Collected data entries

++++++++++

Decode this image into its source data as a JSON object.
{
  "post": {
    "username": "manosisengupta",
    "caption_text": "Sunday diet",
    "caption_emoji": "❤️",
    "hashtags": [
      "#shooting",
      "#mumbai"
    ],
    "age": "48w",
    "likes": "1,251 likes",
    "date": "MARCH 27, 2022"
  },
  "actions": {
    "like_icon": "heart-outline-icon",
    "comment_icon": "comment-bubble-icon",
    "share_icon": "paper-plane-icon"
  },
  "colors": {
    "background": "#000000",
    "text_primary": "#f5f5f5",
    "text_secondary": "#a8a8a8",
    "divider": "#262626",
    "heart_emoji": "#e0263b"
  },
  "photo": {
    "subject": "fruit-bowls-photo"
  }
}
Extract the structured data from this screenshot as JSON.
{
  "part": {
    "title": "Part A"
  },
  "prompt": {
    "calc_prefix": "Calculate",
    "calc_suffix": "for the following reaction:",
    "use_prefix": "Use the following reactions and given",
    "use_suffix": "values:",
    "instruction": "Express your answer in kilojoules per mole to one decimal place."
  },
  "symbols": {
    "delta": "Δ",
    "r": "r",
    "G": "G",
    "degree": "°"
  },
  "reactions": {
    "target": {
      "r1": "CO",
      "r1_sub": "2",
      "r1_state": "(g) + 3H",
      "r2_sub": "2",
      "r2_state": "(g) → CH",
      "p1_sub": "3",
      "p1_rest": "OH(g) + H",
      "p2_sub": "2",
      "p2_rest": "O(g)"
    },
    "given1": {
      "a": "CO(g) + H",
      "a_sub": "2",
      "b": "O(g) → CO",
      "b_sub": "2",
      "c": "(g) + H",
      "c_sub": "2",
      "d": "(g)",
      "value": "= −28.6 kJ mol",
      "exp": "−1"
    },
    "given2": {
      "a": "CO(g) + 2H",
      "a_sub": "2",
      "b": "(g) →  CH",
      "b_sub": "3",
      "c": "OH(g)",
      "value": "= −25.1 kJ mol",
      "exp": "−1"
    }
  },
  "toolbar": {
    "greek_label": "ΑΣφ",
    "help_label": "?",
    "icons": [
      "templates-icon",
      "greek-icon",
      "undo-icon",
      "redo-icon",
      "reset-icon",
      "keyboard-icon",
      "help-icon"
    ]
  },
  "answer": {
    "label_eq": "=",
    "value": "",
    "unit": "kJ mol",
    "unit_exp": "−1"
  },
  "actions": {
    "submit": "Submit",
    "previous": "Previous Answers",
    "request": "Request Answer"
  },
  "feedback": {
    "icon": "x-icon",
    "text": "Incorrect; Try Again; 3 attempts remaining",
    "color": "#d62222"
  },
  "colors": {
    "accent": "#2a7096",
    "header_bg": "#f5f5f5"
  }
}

++++++++++

Directive: Go through the entries and repeat each one exactly.

Answer to this problem:
Decode this image into its source data as a JSON object.
{
  "post": {
    "username": "manosisengupta",
    "caption_text": "Sunday diet",
    "caption_emoji": "❤️",
    "hashtags": [
      "#shooting",
      "#mumbai"
    ],
    "age": "48w",
    "likes": "1,251 likes",
    "date": "MARCH 27, 2022"
  },
  "actions": {
    "like_icon": "heart-outline-icon",
    "comment_icon": "comment-bubble-icon",
    "share_icon": "paper-plane-icon"
  },
  "colors": {
    "background": "#000000",
    "text_primary": "#f5f5f5",
    "text_secondary": "#a8a8a8",
    "divider": "#262626",
    "heart_emoji": "#e0263b"
  },
  "photo": {
    "subject": "fruit-bowls-photo"
  }
}
Extract the structured data from this screenshot as JSON.
{
  "part": {
    "title": "Part A"
  },
  "prompt": {
    "calc_prefix": "Calculate",
    "calc_suffix": "for the following reaction:",
    "use_prefix": "Use the following reactions and given",
    "use_suffix": "values:",
    "instruction": "Express your answer in kilojoules per mole to one decimal place."
  },
  "symbols": {
    "delta": "Δ",
    "r": "r",
    "G": "G",
    "degree": "°"
  },
  "reactions": {
    "target": {
      "r1": "CO",
      "r1_sub": "2",
      "r1_state": "(g) + 3H",
      "r2_sub": "2",
      "r2_state": "(g) → CH",
      "p1_sub": "3",
      "p1_rest": "OH(g) + H",
      "p2_sub": "2",
      "p2_rest": "O(g)"
    },
    "given1": {
      "a": "CO(g) + H",
      "a_sub": "2",
      "b": "O(g) → CO",
      "b_sub": "2",
      "c": "(g) + H",
      "c_sub": "2",
      "d": "(g)",
      "value": "= −28.6 kJ mol",
      "exp": "−1"
    },
    "given2": {
      "a": "CO(g) + 2H",
      "a_sub": "2",
      "b": "(g) →  CH",
      "b_sub": "3",
      "c": "OH(g)",
      "value": "= −25.1 kJ mol",
      "exp": "−1"
    }
  },
  "toolbar": {
    "greek_label": "ΑΣφ",
    "help_label": "?",
    "icons": [
      "templates-icon",
      "greek-icon",
      "undo-icon",
      "redo-icon",
      "reset-icon",
      "keyboard-icon",
      "help-icon"
    ]
  },
  "answer": {
    "label_eq": "=",
    "value": "",
    "unit": "kJ mol",
    "unit_exp": "−1"
  },
  "actions": {
    "submit": "Submit",
    "previous": "Previous Answers",
    "request": "Request Answer"
  },
  "feedback": {
    "icon": "x-icon",
    "text": "Incorrect; Try Again; 3 attempts remaining",
    "color": "#d62222"
  },
  "colors": {
    "accent": "#2a7096",
    "header_bg": "#f5f5f5"
  }
}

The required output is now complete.